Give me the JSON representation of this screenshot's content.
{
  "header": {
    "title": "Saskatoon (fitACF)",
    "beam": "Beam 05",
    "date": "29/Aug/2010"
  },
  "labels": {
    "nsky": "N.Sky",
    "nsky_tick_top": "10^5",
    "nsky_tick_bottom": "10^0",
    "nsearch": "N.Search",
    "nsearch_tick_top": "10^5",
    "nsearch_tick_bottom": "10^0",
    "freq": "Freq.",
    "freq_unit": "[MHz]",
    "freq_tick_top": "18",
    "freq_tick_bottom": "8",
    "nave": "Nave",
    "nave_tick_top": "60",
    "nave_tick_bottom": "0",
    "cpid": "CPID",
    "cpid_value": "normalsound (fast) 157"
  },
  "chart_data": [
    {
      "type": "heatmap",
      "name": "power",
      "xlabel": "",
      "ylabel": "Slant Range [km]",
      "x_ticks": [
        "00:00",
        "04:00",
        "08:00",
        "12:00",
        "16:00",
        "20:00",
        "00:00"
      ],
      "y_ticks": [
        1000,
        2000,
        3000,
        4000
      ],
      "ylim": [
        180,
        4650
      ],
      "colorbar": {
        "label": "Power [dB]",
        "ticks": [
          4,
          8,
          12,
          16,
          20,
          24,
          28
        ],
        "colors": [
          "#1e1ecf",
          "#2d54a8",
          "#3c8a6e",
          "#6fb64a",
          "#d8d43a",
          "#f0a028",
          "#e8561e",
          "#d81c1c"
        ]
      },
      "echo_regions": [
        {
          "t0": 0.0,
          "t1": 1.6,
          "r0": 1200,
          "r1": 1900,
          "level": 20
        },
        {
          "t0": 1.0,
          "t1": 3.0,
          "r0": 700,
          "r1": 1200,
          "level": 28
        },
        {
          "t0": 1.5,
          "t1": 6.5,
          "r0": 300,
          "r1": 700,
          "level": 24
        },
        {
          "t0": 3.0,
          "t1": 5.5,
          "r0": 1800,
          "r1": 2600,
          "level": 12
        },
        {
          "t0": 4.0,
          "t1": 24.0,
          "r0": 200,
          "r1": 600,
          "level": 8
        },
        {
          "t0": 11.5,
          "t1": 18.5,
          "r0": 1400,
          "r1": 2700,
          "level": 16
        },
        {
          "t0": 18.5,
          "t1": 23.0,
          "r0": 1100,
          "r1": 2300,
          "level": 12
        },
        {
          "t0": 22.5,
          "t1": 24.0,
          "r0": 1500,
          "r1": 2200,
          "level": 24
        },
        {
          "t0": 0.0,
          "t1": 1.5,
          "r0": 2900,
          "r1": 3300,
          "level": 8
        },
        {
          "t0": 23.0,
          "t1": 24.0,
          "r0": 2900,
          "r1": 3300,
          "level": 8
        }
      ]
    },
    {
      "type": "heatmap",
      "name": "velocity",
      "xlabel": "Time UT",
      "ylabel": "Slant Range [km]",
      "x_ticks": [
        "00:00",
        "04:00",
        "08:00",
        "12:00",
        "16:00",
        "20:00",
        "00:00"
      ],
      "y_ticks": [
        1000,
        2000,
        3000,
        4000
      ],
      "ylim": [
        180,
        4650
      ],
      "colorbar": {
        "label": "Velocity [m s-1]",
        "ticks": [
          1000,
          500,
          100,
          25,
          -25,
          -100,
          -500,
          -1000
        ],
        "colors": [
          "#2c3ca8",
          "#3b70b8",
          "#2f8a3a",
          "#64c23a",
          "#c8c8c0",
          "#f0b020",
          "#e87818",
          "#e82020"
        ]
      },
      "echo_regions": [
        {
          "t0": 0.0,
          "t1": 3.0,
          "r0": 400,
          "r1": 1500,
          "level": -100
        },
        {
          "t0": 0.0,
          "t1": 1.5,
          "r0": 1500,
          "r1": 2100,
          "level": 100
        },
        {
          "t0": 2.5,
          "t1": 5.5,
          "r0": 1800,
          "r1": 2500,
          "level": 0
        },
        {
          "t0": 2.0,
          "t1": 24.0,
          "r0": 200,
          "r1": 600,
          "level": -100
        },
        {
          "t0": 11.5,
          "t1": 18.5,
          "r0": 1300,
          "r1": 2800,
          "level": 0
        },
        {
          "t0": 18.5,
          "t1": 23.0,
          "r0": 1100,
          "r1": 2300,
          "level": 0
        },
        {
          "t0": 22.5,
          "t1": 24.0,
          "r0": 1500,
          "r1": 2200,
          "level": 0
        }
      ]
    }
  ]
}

---------------

> **Aim of the task**
Reproduce the material verbatim, line by line.

> **Solution to this exercise**
Give me the JSON representation of this screenshot's content.
{
  "header": {
    "title": "Saskatoon (fitACF)",
    "beam": "Beam 05",
    "date": "29/Aug/2010"
  },
  "labels": {
    "nsky": "N.Sky",
    "nsky_tick_top": "10^5",
    "nsky_tick_bottom": "10^0",
    "nsearch": "N.Search",
    "nsearch_tick_top": "10^5",
    "nsearch_tick_bottom": "10^0",
    "freq": "Freq.",
    "freq_unit": "[MHz]",
    "freq_tick_top": "18",
    "freq_tick_bottom": "8",
    "nave": "Nave",
    "nave_tick_top": "60",
    "nave_tick_bottom": "0",
    "cpid": "CPID",
    "cpid_value": "normalsound (fast) 157"
  },
  "chart_data": [
    {
      "type": "heatmap",
      "name": "power",
      "xlabel": "",
      "ylabel": "Slant Range [km]",
      "x_ticks": [
        "00:00",
        "04:00",
        "08:00",
        "12:00",
        "16:00",
        "20:00",
        "00:00"
      ],
      "y_ticks": [
        1000,
        2000,
        3000,
        4000
      ],
      "ylim": [
        180,
        4650
      ],
      "colorbar": {
        "label": "Power [dB]",
        "ticks": [
          4,
          8,
          12,
          16,
          20,
          24,
          28
        ],
        "colors": [
          "#1e1ecf",
          "#2d54a8",
          "#3c8a6e",
          "#6fb64a",
          "#d8d43a",
          "#f0a028",
          "#e8561e",
          "#d81c1c"
        ]
      },
      "echo_regions": [
        {
          "t0": 0.0,
          "t1": 1.6,
          "r0": 1200,
          "r1": 1900,
          "level": 20
        },
        {
          "t0": 1.0,
          "t1": 3.0,
          "r0": 700,
          "r1": 1200,
          "level": 28
        },
        {
          "t0": 1.5,
          "t1": 6.5,
          "r0": 300,
          "r1": 700,
          "level": 24
        },
        {
          "t0": 3.0,
          "t1": 5.5,
          "r0": 1800,
          "r1": 2600,
          "level": 12
        },
        {
          "t0": 4.0,
          "t1": 24.0,
          "r0": 200,
          "r1": 600,
          "level": 8
        },
        {
          "t0": 11.5,
          "t1": 18.5,
          "r0": 1400,
          "r1": 2700,
          "level": 16
        },
        {
          "t0": 18.5,
          "t1": 23.0,
          "r0": 1100,
          "r1": 2300,
          "level": 12
        },
        {
          "t0": 22.5,
          "t1": 24.0,
          "r0": 1500,
          "r1": 2200,
          "level": 24
        },
        {
          "t0": 0.0,
          "t1": 1.5,
          "r0": 2900,
          "r1": 3300,
          "level": 8
        },
        {
          "t0": 23.0,
          "t1": 24.0,
          "r0": 2900,
          "r1": 3300,
          "level": 8
        }
      ]
    },
    {
      "type": "heatmap",
      "name": "velocity",
      "xlabel": "Time UT",
      "ylabel": "Slant Range [km]",
      "x_ticks": [
        "00:00",
        "04:00",
        "08:00",
        "12:00",
        "16:00",
        "20:00",
        "00:00"
      ],
      "y_ticks": [
        1000,
        2000,
        3000,
        4000
      ],
      "ylim": [
        180,
        4650
      ],
      "colorbar": {
        "label": "Velocity [m s-1]",
        "ticks": [
          1000,
          500,
          100,
          25,
          -25,
          -100,
          -500,
          -1000
        ],
        "colors": [
          "#2c3ca8",
          "#3b70b8",
          "#2f8a3a",
          "#64c23a",
          "#c8c8c0",
          "#f0b020",
          "#e87818",
          "#e82020"
        ]
      },
      "echo_regions": [
        {
          "t0": 0.0,
          "t1": 3.0,
          "r0": 400,
          "r1": 1500,
          "level": -100
        },
        {
          "t0": 0.0,
          "t1": 1.5,
          "r0": 1500,
          "r1": 2100,
          "level": 100
        },
        {
          "t0": 2.5,
          "t1": 5.5,
          "r0": 1800,
          "r1": 2500,
          "level": 0
        },
        {
          "t0": 2.0,
          "t1": 24.0,
          "r0": 200,
          "r1": 600,
          "level": -100
        },
        {
          "t0": 11.5,
          "t1": 18.5,
          "r0": 1300,
          "r1": 2800,
          "level": 0
        },
        {
          "t0": 18.5,
          "t1": 23.0,
          "r0": 1100,
          "r1": 2300,
          "level": 0
        },
        {
          "t0": 22.5,
          "t1": 24.0,
          "r0": 1500,
          "r1": 2200,
          "level": 0
        }
      ]
    }
  ]
}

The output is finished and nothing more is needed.